BEGIN DATA SUPPLIED
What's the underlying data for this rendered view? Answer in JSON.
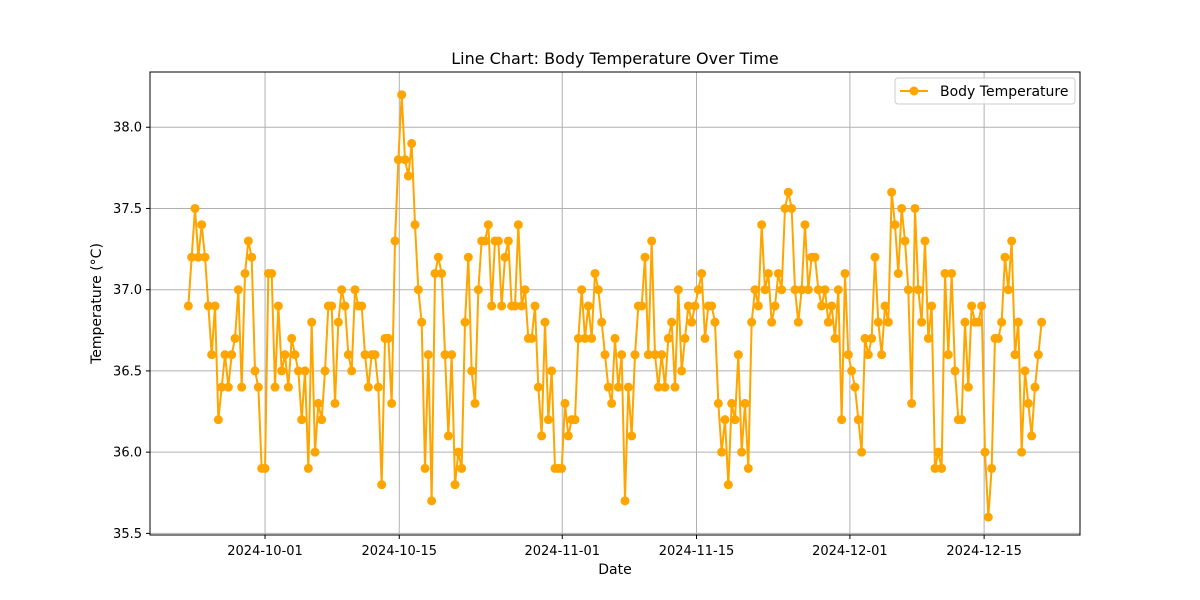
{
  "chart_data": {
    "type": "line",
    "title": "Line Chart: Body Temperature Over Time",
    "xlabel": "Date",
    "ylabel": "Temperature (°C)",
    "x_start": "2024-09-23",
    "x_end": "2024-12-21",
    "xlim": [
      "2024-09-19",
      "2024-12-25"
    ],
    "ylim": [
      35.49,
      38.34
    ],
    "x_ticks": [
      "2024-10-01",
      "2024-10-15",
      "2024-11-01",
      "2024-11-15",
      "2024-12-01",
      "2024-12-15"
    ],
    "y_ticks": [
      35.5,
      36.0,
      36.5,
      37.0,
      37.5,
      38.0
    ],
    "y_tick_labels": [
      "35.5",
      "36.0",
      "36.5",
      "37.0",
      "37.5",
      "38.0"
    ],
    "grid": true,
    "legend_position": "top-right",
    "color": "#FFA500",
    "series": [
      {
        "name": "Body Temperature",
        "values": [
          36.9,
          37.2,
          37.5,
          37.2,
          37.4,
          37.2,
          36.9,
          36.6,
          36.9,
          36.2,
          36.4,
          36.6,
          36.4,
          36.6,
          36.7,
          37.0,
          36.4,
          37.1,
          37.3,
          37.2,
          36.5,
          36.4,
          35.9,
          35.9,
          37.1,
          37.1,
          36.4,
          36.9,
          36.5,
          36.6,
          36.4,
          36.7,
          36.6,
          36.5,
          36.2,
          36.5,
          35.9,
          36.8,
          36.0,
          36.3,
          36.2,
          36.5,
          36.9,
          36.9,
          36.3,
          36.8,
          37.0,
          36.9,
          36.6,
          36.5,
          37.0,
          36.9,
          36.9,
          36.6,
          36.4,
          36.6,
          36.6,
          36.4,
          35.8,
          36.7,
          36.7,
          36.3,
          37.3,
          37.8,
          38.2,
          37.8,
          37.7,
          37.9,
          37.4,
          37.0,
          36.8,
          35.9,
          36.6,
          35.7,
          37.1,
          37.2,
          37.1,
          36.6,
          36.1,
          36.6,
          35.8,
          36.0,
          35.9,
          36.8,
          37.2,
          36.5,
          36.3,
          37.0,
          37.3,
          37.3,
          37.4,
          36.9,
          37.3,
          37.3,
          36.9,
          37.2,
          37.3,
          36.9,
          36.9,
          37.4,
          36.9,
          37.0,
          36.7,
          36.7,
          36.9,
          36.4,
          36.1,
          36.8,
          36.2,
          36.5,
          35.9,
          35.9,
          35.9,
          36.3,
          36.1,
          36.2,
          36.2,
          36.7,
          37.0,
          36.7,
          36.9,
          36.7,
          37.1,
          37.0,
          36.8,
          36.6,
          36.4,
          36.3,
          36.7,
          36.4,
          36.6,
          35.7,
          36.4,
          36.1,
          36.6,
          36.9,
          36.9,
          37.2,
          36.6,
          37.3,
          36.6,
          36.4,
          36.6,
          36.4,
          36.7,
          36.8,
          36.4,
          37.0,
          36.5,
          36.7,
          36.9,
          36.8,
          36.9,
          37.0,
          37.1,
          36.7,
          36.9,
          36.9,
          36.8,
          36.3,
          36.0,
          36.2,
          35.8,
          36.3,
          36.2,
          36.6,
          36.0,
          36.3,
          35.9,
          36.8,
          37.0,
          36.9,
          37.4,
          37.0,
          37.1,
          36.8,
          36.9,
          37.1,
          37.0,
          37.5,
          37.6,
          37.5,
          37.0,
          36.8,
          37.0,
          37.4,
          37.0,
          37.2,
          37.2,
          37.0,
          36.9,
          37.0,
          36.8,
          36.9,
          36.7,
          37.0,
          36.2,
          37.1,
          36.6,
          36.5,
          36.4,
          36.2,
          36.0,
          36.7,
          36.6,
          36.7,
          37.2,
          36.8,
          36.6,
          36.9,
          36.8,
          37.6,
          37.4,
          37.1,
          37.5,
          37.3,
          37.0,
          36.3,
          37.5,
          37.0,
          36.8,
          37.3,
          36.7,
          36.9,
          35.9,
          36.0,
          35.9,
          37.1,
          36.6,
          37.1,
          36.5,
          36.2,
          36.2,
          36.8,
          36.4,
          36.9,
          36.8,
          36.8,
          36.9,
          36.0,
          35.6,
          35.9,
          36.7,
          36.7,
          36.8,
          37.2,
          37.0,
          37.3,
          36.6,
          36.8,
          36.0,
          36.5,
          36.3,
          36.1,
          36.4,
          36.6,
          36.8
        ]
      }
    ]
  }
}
END DATA SUPPLIED
_WHAT YOU SHOULD DO_.
Look through the listing and extract every line with "Temperature" in it.

_EXERCISE RESULT_.
    "title": "Line Chart: Body Temperature Over Time",
    "ylabel": "Temperature (°C)",
        "name": "Body Temperature",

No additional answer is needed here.